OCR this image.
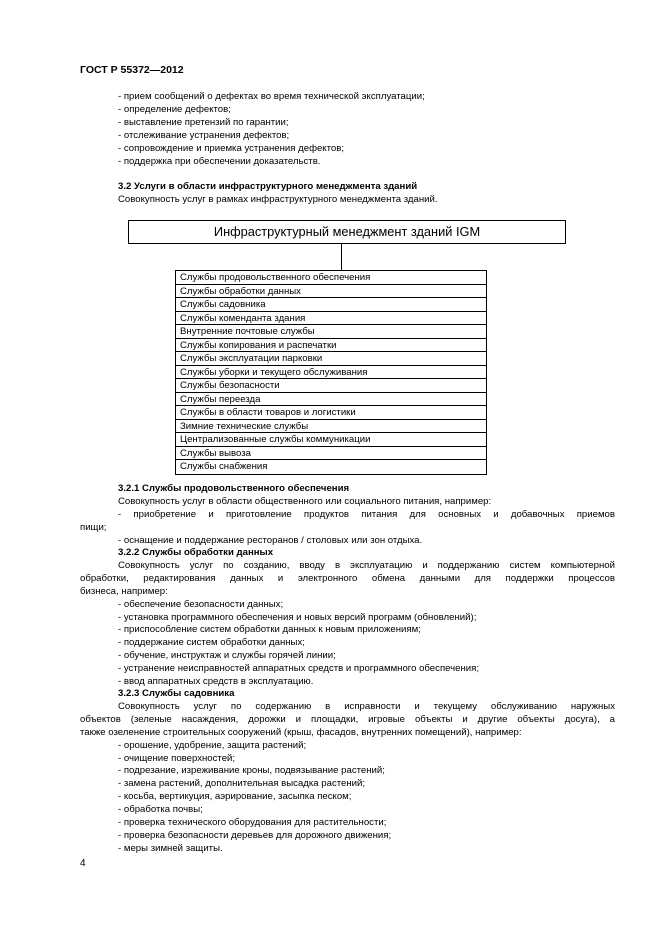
ГОСТ Р 55372—2012
- прием сообщений о дефектах во время технической эксплуатации;
- определение дефектов;
- выставление претензий по гарантии;
- отслеживание устранения дефектов;
- сопровождение и приемка устранения дефектов;
- поддержка при обеспечении доказательств.
3.2 Услуги в области инфраструктурного менеджмента зданий
Совокупность услуг в рамках инфраструктурного менеджмента зданий.
Инфраструктурный менеджмент зданий IGM
Службы продовольственного обеспечения
Службы обработки данных
Службы садовника
Службы коменданта здания
Внутренние почтовые службы
Службы копирования и распечатки
Службы эксплуатации парковки
Службы уборки и текущего обслуживания
Службы безопасности
Службы переезда
Службы в области товаров и логистики
Зимние технические службы
Централизованные службы коммуникации
Службы вывоза
Службы снабжения
3.2.1 Службы продовольственного обеспечения
Совокупность услуг в области общественного или социального питания, например:
- приобретение и приготовление продуктов питания для основных и добавочных приемов
пищи;
- оснащение и поддержание ресторанов / столовых или зон отдыха.
3.2.2 Службы обработки данных
Совокупность услуг по созданию, вводу в эксплуатацию и поддержанию систем компьютерной
обработки, редактирования данных и электронного обмена данными для поддержки процессов
бизнеса, например:
- обеспечение безопасности данных;
- установка программного обеспечения и новых версий программ (обновлений);
- приспособление систем обработки данных к новым приложениям;
- поддержание систем обработки данных;
- обучение, инструктаж и службы горячей линии;
- устранение неисправностей аппаратных средств и программного обеспечения;
- ввод аппаратных средств в эксплуатацию.
3.2.3 Службы садовника
Совокупность услуг по содержанию в исправности и текущему обслуживанию наружных
объектов (зеленые насаждения, дорожки и площадки, игровые объекты и другие объекты досуга), а
также озеленение строительных сооружений (крыш, фасадов, внутренних помещений), например:
- орошение, удобрение, защита растений;
- очищение поверхностей;
- подрезание, изреживание кроны, подвязывание растений;
- замена растений, дополнительная высадка растений;
- косьба, вертикуция, аэрирование, засыпка песком;
- обработка почвы;
- проверка технического оборудования для растительности;
- проверка безопасности деревьев для дорожного движения;
- меры зимней защиты.
4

:: TASK DIRECTIONS ::
All of the data above should be quoted exactly, except for the pictures.

:: TASK RESULT ::
OCR this image.
ГОСТ Р 55372—2012
- прием сообщений о дефектах во время технической эксплуатации;
- определение дефектов;
- выставление претензий по гарантии;
- отслеживание устранения дефектов;
- сопровождение и приемка устранения дефектов;
- поддержка при обеспечении доказательств.
3.2 Услуги в области инфраструктурного менеджмента зданий
Совокупность услуг в рамках инфраструктурного менеджмента зданий.
Инфраструктурный менеджмент зданий IGM
Службы продовольственного обеспечения
Службы обработки данных
Службы садовника
Службы коменданта здания
Внутренние почтовые службы
Службы копирования и распечатки
Службы эксплуатации парковки
Службы уборки и текущего обслуживания
Службы безопасности
Службы переезда
Службы в области товаров и логистики
Зимние технические службы
Централизованные службы коммуникации
Службы вывоза
Службы снабжения
3.2.1 Службы продовольственного обеспечения
Совокупность услуг в области общественного или социального питания, например:
- приобретение и приготовление продуктов питания для основных и добавочных приемов
пищи;
- оснащение и поддержание ресторанов / столовых или зон отдыха.
3.2.2 Службы обработки данных
Совокупность услуг по созданию, вводу в эксплуатацию и поддержанию систем компьютерной
обработки, редактирования данных и электронного обмена данными для поддержки процессов
бизнеса, например:
- обеспечение безопасности данных;
- установка программного обеспечения и новых версий программ (обновлений);
- приспособление систем обработки данных к новым приложениям;
- поддержание систем обработки данных;
- обучение, инструктаж и службы горячей линии;
- устранение неисправностей аппаратных средств и программного обеспечения;
- ввод аппаратных средств в эксплуатацию.
3.2.3 Службы садовника
Совокупность услуг по содержанию в исправности и текущему обслуживанию наружных
объектов (зеленые насаждения, дорожки и площадки, игровые объекты и другие объекты досуга), а
также озеленение строительных сооружений (крыш, фасадов, внутренних помещений), например:
- орошение, удобрение, защита растений;
- очищение поверхностей;
- подрезание, изреживание кроны, подвязывание растений;
- замена растений, дополнительная высадка растений;
- косьба, вертикуция, аэрирование, засыпка песком;
- обработка почвы;
- проверка технического оборудования для растительности;
- проверка безопасности деревьев для дорожного движения;
- меры зимней защиты.
4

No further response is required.